● What you are asked to do:
Extract, from the listing that follows, each line containing the word "this".

● Extracted records:
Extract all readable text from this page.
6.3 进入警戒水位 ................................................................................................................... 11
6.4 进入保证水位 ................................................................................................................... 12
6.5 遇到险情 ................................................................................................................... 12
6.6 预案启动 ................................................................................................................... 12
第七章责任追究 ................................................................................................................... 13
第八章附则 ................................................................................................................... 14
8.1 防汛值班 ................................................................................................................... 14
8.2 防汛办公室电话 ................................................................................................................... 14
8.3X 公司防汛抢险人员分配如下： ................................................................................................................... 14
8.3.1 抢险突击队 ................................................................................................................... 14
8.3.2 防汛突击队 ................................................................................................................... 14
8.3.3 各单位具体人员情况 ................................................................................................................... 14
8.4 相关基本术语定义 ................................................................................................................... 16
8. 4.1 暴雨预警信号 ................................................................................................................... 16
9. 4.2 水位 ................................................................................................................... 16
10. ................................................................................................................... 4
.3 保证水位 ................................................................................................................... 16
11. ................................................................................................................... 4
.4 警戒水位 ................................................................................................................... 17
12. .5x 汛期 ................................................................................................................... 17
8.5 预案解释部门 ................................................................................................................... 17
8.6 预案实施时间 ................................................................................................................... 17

...

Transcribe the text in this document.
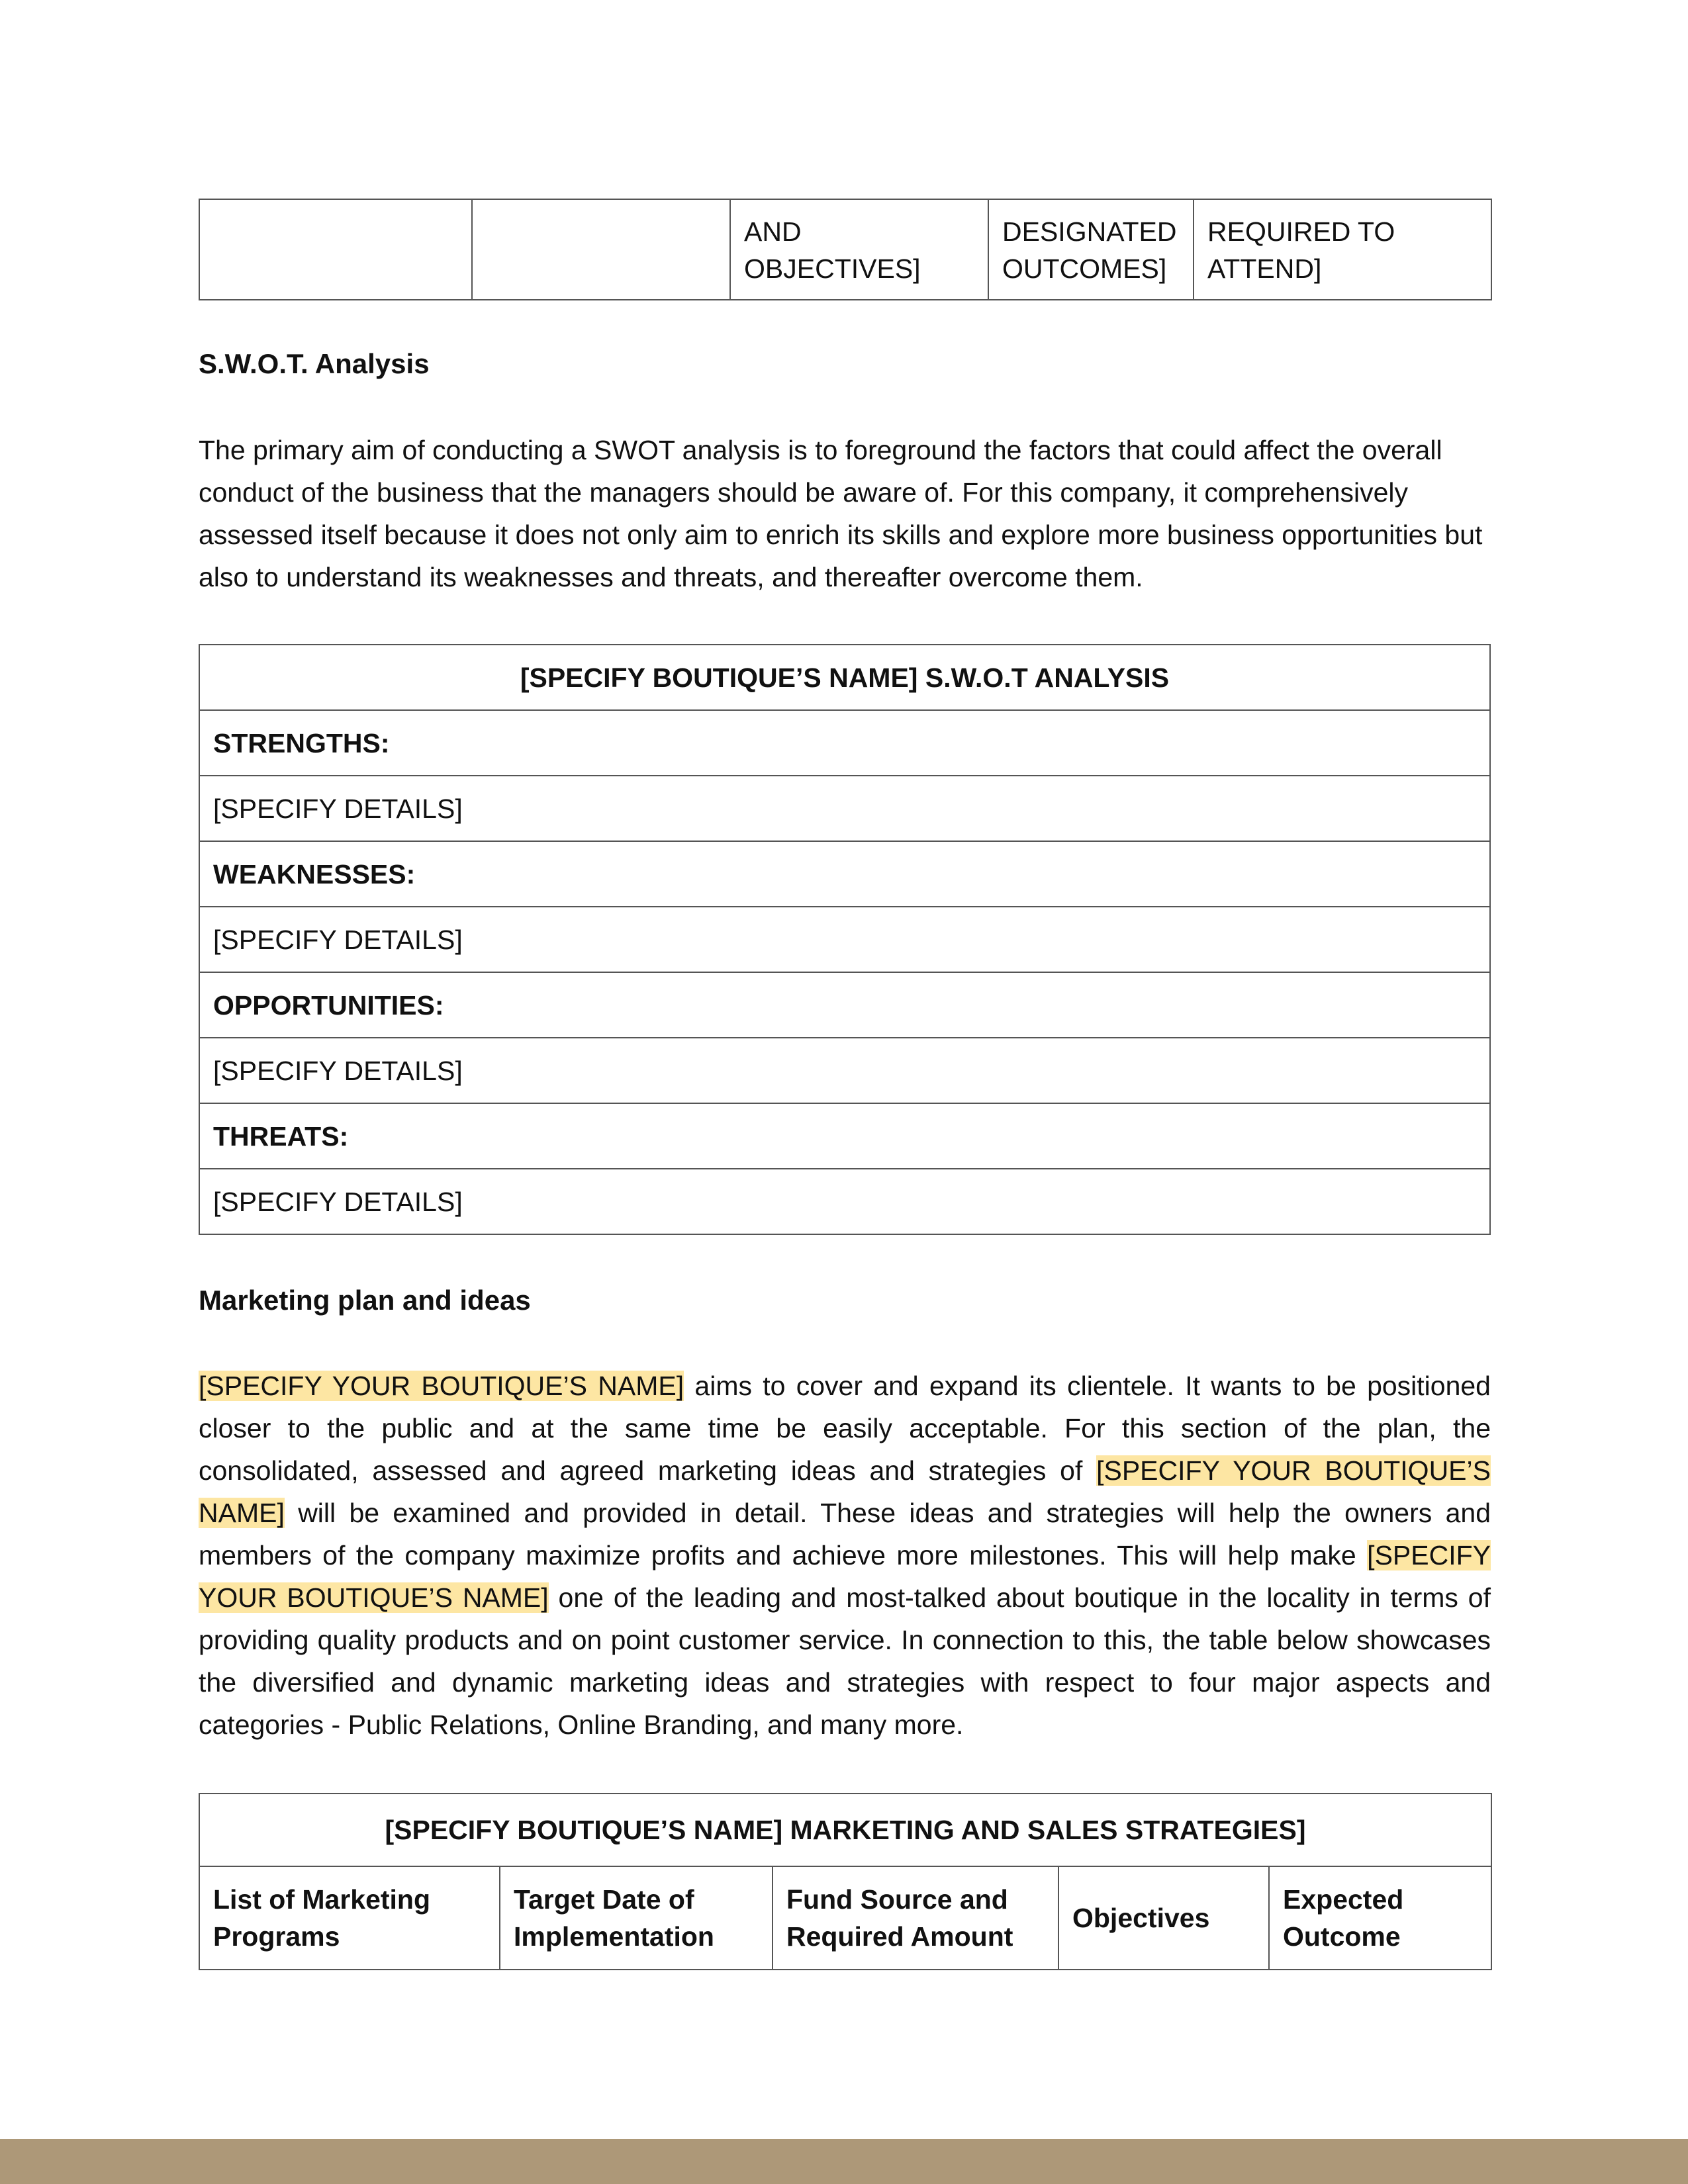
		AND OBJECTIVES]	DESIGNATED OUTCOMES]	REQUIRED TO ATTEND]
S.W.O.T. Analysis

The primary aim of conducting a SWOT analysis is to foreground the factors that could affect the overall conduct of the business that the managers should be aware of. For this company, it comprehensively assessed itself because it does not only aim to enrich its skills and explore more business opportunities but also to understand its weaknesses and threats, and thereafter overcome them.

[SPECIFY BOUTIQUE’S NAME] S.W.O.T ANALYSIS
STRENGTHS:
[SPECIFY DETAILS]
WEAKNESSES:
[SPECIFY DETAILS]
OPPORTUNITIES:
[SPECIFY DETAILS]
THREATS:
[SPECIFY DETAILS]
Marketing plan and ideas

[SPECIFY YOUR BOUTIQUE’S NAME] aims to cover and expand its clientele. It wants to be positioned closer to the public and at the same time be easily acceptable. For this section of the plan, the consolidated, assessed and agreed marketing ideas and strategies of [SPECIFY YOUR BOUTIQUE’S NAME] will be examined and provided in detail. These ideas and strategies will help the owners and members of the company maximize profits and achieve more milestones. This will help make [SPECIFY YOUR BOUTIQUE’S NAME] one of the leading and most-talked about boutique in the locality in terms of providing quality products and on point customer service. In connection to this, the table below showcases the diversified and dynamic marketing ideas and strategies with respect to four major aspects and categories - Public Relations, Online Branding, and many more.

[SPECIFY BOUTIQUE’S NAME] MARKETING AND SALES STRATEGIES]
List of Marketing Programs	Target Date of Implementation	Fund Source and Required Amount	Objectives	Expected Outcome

● Answer:
Extract all readable text from this page.
Transcribe the text in this document.
The primary aim of conducting a SWOT analysis is to foreground the factors that could affect the overall conduct of the business that the managers should be aware of. For this company, it comprehensively assessed itself because it does not only aim to enrich its skills and explore more business opportunities but also to understand its weaknesses and threats, and thereafter overcome them.
[SPECIFY YOUR BOUTIQUE’S NAME] aims to cover and expand its clientele. It wants to be positioned closer to the public and at the same time be easily acceptable. For this section of the plan, the consolidated, assessed and agreed marketing ideas and strategies of [SPECIFY YOUR BOUTIQUE’S NAME] will be examined and provided in detail. These ideas and strategies will help the owners and members of the company maximize profits and achieve more milestones. This will help make [SPECIFY YOUR BOUTIQUE’S NAME] one of the leading and most-talked about boutique in the locality in terms of providing quality products and on point customer service. In connection to this, the table below showcases the diversified and dynamic marketing ideas and strategies with respect to four major aspects and categories - Public Relations, Online Branding, and many more.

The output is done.